-- Exercise details --
Lines containing the word "into" are to be counted; state their number and nothing further.

-- Raw data --
## start

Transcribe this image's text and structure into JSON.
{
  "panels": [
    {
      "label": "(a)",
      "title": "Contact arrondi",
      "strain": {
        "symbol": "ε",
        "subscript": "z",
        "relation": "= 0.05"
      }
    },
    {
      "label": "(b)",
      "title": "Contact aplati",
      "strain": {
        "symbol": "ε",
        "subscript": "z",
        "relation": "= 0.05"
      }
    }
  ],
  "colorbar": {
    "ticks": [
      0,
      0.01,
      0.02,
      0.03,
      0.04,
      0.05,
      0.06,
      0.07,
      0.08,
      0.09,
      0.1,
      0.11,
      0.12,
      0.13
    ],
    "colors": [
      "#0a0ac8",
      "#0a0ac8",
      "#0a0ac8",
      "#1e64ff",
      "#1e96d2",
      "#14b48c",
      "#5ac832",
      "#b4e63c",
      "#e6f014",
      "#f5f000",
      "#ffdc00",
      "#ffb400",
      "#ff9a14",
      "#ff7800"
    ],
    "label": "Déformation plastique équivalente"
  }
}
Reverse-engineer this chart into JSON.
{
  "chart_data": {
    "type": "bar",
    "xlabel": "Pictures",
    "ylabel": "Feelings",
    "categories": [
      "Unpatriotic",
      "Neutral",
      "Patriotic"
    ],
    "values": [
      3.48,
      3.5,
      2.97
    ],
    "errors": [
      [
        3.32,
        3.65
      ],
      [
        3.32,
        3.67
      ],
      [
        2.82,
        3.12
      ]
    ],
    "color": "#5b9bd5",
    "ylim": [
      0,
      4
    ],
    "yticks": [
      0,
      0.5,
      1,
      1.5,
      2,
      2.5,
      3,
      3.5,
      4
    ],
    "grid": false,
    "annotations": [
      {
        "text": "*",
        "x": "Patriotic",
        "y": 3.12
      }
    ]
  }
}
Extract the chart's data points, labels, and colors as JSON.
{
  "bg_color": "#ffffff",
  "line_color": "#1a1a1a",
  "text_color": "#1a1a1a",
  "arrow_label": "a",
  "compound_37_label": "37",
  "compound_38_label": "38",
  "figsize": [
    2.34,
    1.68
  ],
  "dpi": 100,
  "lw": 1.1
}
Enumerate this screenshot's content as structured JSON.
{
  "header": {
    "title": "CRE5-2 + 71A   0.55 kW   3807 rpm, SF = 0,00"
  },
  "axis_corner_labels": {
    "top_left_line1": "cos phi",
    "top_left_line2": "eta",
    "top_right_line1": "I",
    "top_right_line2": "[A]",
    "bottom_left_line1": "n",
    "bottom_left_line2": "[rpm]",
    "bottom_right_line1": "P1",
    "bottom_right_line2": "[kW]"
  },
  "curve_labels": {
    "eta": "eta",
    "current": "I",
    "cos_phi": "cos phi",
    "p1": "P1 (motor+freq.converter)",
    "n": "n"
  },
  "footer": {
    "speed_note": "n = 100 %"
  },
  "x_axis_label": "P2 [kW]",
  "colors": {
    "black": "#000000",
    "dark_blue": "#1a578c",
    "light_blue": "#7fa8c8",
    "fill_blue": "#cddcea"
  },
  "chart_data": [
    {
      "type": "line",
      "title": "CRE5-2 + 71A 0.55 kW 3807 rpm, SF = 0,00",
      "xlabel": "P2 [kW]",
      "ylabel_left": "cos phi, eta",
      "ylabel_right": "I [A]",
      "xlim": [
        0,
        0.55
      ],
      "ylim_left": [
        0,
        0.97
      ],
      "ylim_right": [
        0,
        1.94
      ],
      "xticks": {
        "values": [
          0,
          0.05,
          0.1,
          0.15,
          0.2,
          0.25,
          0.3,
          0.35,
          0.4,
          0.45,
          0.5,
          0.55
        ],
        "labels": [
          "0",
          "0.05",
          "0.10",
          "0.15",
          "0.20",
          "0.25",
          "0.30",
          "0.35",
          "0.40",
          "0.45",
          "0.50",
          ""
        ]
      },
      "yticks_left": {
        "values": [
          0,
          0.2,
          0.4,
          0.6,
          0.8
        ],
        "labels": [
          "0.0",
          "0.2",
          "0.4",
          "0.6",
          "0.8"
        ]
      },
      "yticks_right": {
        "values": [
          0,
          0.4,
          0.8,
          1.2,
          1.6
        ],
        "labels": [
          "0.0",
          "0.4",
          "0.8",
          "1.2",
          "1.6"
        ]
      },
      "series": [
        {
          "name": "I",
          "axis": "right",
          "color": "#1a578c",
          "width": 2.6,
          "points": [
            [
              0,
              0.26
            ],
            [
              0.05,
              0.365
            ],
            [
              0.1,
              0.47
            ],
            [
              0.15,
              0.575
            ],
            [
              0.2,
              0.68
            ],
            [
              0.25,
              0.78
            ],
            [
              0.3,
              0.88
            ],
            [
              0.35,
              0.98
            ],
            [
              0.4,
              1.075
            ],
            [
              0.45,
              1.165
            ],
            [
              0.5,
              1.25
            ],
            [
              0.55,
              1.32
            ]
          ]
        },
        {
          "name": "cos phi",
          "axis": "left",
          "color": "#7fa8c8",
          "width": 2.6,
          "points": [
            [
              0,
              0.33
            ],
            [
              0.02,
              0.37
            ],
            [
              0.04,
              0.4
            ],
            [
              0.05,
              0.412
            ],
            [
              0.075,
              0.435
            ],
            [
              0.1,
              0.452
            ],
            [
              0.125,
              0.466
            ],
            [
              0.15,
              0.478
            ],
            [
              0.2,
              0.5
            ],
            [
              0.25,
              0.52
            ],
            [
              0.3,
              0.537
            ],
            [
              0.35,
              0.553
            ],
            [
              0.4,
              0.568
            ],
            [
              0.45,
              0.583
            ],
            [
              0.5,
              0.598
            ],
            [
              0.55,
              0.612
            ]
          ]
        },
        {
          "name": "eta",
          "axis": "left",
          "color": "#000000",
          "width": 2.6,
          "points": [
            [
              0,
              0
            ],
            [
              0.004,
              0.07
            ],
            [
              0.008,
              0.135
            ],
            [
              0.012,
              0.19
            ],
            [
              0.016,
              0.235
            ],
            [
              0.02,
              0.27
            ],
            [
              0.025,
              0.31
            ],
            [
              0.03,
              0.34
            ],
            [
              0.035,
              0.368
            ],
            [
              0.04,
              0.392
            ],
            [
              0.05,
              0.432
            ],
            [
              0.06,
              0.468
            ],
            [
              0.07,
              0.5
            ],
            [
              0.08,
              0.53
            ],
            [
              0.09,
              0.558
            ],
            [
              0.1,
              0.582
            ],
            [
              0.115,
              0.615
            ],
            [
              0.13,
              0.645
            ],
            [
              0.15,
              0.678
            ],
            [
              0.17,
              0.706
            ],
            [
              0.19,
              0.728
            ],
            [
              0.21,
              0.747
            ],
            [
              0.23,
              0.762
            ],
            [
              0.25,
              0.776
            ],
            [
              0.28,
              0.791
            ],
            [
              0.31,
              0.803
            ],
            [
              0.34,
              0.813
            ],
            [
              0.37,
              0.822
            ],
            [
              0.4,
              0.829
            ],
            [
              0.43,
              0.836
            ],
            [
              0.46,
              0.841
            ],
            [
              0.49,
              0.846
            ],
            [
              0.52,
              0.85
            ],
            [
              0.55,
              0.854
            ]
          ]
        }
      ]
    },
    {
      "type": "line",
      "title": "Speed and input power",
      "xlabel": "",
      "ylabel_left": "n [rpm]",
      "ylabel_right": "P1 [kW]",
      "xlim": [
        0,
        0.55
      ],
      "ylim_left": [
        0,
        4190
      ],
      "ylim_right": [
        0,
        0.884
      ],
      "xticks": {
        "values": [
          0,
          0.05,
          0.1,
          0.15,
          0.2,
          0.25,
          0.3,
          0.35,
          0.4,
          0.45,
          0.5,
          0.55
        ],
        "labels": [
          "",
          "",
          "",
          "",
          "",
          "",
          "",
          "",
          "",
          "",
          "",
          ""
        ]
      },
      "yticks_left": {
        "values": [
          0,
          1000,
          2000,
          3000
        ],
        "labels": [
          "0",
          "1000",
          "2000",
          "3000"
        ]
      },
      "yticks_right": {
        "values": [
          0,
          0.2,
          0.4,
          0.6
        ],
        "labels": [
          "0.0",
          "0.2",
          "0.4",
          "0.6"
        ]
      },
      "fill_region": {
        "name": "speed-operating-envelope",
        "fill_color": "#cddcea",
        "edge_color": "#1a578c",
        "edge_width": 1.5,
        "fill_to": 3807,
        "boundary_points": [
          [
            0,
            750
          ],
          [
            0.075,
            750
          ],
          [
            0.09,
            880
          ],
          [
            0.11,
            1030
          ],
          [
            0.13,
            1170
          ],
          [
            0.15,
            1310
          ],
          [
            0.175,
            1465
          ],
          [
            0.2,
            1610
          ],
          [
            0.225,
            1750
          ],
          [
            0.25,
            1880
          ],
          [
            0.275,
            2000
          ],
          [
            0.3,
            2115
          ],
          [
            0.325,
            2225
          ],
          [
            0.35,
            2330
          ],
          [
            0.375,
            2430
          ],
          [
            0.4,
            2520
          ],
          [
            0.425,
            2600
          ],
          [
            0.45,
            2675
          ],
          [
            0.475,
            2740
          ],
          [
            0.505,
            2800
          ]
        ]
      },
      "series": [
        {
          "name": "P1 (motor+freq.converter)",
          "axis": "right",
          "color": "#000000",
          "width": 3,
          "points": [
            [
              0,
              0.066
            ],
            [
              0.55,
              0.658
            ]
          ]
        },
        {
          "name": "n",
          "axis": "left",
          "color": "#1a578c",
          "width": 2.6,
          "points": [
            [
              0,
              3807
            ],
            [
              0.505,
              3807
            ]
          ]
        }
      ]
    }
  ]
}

## end

-- Problem solution --
2